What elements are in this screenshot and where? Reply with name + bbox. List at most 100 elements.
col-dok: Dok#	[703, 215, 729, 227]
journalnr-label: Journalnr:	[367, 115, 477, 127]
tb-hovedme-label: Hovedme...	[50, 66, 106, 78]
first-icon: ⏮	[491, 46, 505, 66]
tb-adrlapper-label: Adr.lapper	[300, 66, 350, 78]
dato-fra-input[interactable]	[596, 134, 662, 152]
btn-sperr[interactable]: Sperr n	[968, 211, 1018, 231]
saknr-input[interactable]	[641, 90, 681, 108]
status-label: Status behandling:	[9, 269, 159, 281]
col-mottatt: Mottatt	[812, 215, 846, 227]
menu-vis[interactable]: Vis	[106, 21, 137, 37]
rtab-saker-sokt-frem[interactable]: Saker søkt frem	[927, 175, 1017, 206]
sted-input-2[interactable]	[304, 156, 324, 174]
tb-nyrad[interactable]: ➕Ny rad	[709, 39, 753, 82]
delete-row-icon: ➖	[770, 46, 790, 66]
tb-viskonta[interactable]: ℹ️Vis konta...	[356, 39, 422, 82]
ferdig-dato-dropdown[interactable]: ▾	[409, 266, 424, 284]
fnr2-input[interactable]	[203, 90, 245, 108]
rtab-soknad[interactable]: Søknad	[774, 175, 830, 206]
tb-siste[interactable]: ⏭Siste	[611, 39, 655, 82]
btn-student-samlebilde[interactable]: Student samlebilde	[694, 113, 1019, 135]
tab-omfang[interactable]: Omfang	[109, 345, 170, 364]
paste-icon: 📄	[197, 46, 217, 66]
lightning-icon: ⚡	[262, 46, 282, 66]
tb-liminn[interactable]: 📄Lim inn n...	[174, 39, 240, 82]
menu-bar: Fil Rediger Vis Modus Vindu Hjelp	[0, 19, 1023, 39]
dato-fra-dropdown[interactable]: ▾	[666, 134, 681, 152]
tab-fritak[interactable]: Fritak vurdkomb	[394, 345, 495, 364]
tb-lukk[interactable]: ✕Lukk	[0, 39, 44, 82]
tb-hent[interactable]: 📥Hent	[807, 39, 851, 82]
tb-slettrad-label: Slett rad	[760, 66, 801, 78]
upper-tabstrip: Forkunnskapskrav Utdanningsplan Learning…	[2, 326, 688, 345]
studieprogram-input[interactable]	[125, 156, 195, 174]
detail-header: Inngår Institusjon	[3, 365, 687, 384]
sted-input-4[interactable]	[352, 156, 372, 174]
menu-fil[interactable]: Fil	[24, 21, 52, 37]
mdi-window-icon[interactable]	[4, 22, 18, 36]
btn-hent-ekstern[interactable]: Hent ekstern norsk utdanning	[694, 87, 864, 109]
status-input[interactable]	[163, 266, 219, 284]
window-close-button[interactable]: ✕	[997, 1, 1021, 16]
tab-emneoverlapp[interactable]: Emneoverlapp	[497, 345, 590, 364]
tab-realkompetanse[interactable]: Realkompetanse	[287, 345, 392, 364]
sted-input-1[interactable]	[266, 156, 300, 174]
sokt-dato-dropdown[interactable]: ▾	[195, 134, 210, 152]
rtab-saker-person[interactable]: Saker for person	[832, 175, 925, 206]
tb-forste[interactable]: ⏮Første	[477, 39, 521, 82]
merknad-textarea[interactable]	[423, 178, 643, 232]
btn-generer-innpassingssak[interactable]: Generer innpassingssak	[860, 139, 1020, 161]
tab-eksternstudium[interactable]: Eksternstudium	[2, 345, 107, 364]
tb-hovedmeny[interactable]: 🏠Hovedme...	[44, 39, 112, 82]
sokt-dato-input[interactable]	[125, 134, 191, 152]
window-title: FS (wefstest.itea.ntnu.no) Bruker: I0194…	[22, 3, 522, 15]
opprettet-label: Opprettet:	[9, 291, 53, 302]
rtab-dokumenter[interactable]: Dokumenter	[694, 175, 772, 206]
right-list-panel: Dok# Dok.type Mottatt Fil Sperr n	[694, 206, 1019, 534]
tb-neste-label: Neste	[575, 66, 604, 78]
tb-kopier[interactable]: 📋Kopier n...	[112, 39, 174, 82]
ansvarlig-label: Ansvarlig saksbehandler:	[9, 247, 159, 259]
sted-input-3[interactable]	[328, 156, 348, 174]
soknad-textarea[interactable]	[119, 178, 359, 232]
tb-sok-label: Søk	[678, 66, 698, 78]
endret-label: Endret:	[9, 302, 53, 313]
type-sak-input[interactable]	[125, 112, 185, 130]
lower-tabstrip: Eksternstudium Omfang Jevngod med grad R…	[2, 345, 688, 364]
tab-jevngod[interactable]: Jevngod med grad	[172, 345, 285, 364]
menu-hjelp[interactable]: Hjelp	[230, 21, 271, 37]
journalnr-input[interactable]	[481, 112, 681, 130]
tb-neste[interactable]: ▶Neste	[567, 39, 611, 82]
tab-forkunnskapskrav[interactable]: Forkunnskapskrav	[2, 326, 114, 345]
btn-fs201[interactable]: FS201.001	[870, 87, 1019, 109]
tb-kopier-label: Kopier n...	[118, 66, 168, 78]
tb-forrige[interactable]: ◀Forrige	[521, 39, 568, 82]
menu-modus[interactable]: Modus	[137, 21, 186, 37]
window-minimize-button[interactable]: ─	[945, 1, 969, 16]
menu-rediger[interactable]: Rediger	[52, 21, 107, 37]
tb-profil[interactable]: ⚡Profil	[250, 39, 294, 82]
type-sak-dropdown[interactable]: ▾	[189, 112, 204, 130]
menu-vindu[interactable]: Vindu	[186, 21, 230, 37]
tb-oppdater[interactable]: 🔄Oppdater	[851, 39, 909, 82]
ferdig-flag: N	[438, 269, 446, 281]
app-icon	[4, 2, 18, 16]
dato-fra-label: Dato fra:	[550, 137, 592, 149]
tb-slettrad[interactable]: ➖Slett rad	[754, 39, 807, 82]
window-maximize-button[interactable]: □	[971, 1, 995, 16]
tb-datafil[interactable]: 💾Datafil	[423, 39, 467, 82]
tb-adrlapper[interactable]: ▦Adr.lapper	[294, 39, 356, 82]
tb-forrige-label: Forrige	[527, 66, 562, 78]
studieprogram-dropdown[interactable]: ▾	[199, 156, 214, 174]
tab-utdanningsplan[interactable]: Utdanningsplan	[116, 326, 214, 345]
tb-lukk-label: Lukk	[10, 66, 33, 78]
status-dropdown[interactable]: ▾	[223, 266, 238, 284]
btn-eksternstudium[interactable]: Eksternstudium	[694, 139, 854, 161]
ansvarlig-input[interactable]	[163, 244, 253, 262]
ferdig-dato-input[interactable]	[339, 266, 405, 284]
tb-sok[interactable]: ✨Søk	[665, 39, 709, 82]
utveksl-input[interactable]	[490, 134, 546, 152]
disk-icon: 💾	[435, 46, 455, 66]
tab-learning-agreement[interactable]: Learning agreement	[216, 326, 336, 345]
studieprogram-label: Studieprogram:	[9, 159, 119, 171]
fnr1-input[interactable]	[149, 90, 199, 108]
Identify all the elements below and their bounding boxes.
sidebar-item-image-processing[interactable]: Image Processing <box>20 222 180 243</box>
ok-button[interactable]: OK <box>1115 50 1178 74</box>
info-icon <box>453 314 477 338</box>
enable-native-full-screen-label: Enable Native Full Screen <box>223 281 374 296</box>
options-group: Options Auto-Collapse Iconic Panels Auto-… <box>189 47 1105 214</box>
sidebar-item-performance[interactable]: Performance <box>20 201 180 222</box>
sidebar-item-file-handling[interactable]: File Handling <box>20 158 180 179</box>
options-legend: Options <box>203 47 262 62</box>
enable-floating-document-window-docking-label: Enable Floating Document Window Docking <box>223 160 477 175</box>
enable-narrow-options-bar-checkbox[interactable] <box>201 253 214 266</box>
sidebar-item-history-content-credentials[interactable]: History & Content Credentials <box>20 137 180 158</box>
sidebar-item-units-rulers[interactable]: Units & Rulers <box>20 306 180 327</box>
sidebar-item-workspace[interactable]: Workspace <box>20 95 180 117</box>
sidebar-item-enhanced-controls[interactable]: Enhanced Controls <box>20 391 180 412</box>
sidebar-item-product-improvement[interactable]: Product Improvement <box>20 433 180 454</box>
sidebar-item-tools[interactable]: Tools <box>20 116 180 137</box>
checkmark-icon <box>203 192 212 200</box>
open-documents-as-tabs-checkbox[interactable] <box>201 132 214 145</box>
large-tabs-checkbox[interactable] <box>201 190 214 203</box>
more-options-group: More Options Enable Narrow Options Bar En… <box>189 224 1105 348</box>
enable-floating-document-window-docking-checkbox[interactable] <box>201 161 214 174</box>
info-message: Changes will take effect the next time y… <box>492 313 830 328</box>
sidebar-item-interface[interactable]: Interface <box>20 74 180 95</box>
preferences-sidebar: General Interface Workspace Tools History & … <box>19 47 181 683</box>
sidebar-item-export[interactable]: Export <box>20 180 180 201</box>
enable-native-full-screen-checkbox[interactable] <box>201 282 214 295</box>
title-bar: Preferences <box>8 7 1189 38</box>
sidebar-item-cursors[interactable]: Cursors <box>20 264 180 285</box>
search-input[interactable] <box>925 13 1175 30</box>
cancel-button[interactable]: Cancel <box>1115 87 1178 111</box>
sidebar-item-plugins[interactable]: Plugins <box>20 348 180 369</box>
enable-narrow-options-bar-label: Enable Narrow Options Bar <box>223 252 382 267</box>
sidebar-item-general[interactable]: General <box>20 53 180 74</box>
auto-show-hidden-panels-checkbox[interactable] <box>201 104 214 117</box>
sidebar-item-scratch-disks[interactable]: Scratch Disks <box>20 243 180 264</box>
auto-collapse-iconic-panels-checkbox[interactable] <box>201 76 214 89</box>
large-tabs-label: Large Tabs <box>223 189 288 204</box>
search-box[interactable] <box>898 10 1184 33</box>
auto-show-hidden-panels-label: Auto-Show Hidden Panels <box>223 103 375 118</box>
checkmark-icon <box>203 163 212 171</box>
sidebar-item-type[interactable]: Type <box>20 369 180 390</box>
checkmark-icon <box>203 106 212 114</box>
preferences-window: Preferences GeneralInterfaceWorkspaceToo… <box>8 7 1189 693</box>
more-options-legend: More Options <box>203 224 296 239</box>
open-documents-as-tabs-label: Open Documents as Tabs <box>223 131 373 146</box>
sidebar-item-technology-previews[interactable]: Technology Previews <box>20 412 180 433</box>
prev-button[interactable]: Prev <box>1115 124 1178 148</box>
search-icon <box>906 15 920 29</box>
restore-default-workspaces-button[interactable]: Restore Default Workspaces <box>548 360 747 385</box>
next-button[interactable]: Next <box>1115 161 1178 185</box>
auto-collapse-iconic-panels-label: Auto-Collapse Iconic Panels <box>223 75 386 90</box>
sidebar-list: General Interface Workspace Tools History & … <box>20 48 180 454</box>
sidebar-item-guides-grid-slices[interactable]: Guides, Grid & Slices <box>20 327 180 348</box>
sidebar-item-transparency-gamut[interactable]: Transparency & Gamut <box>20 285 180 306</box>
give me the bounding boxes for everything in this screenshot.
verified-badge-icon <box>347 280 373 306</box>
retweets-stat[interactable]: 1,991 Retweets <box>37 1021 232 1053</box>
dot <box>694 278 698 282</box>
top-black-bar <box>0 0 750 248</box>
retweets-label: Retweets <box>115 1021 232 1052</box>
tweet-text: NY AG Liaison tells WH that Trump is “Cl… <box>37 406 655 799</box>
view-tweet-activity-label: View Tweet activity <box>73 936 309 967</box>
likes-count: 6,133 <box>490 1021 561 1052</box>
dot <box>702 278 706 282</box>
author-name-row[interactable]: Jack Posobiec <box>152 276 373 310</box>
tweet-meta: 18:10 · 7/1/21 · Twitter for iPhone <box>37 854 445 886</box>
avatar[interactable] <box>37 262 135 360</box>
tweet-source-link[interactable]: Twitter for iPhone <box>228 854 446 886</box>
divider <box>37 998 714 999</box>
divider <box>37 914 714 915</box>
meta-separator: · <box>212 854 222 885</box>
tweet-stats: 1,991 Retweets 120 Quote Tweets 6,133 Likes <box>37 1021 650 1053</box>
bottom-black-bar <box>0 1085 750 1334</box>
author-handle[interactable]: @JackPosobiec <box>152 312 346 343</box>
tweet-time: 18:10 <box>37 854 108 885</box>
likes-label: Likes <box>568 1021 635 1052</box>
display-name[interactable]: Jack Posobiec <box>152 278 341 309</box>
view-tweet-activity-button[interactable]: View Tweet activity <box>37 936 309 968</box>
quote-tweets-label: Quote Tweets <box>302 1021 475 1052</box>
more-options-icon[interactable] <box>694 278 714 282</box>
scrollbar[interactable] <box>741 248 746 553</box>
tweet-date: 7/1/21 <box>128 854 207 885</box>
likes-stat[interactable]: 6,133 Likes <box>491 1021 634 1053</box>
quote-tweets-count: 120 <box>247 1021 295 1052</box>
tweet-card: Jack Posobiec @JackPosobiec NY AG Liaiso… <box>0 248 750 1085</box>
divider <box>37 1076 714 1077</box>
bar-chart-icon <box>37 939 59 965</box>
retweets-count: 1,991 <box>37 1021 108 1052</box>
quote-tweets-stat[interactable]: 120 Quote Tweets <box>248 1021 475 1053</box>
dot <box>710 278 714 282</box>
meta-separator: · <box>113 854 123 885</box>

▶ [Short problem]: Reproduce the lines of the records without changes, starting with the first line and going on through the line with "134, 662, 152]", both ends included.

▶ [Correct output]:
What elements are in this screenshot and where? Reply with name + bbox. List at most 100 elements.
col-dok: Dok#	[703, 215, 729, 227]
journalnr-label: Journalnr:	[367, 115, 477, 127]
tb-hovedme-label: Hovedme...	[50, 66, 106, 78]
first-icon: ⏮	[491, 46, 505, 66]
tb-adrlapper-label: Adr.lapper	[300, 66, 350, 78]
dato-fra-input[interactable]	[596, 134, 662, 152]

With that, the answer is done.